INSTRUCTIONS FOR THE TASK: Extract every line of the material below and reproduce it faithfully.

EXERCISE MATERIAL:

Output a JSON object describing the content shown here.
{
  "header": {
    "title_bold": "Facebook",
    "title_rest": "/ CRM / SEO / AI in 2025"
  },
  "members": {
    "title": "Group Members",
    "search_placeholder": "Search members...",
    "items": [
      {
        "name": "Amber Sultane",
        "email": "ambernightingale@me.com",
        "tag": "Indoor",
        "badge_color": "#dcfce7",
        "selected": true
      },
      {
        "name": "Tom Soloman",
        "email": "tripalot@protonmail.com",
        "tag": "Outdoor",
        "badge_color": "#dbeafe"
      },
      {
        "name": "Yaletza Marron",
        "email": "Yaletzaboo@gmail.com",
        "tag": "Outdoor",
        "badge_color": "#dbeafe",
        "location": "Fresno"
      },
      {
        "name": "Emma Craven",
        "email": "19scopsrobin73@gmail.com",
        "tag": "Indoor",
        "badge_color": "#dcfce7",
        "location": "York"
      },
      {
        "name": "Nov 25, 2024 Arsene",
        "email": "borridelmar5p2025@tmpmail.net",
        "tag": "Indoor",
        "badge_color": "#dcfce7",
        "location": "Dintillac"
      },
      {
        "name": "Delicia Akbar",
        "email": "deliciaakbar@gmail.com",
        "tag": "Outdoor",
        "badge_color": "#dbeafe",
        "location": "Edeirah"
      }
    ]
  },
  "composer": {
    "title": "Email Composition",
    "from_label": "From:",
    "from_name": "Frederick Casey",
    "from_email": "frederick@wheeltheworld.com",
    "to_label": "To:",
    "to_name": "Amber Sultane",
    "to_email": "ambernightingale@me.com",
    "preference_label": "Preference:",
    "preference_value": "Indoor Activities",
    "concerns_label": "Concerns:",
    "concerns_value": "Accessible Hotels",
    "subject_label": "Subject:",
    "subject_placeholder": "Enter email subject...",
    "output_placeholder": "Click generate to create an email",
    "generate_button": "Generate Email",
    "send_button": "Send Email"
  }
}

RESPONSE:
Output a JSON object describing the content shown here.
{
  "header": {
    "title_bold": "Facebook",
    "title_rest": "/ CRM / SEO / AI in 2025"
  },
  "members": {
    "title": "Group Members",
    "search_placeholder": "Search members...",
    "items": [
      {
        "name": "Amber Sultane",
        "email": "ambernightingale@me.com",
        "tag": "Indoor",
        "badge_color": "#dcfce7",
        "selected": true
      },
      {
        "name": "Tom Soloman",
        "email": "tripalot@protonmail.com",
        "tag": "Outdoor",
        "badge_color": "#dbeafe"
      },
      {
        "name": "Yaletza Marron",
        "email": "Yaletzaboo@gmail.com",
        "tag": "Outdoor",
        "badge_color": "#dbeafe",
        "location": "Fresno"
      },
      {
        "name": "Emma Craven",
        "email": "19scopsrobin73@gmail.com",
        "tag": "Indoor",
        "badge_color": "#dcfce7",
        "location": "York"
      },
      {
        "name": "Nov 25, 2024 Arsene",
        "email": "borridelmar5p2025@tmpmail.net",
        "tag": "Indoor",
        "badge_color": "#dcfce7",
        "location": "Dintillac"
      },
      {
        "name": "Delicia Akbar",
        "email": "deliciaakbar@gmail.com",
        "tag": "Outdoor",
        "badge_color": "#dbeafe",
        "location": "Edeirah"
      }
    ]
  },
  "composer": {
    "title": "Email Composition",
    "from_label": "From:",
    "from_name": "Frederick Casey",
    "from_email": "frederick@wheeltheworld.com",
    "to_label": "To:",
    "to_name": "Amber Sultane",
    "to_email": "ambernightingale@me.com",
    "preference_label": "Preference:",
    "preference_value": "Indoor Activities",
    "concerns_label": "Concerns:",
    "concerns_value": "Accessible Hotels",
    "subject_label": "Subject:",
    "subject_placeholder": "Enter email subject...",
    "output_placeholder": "Click generate to create an email",
    "generate_button": "Generate Email",
    "send_button": "Send Email"
  }
}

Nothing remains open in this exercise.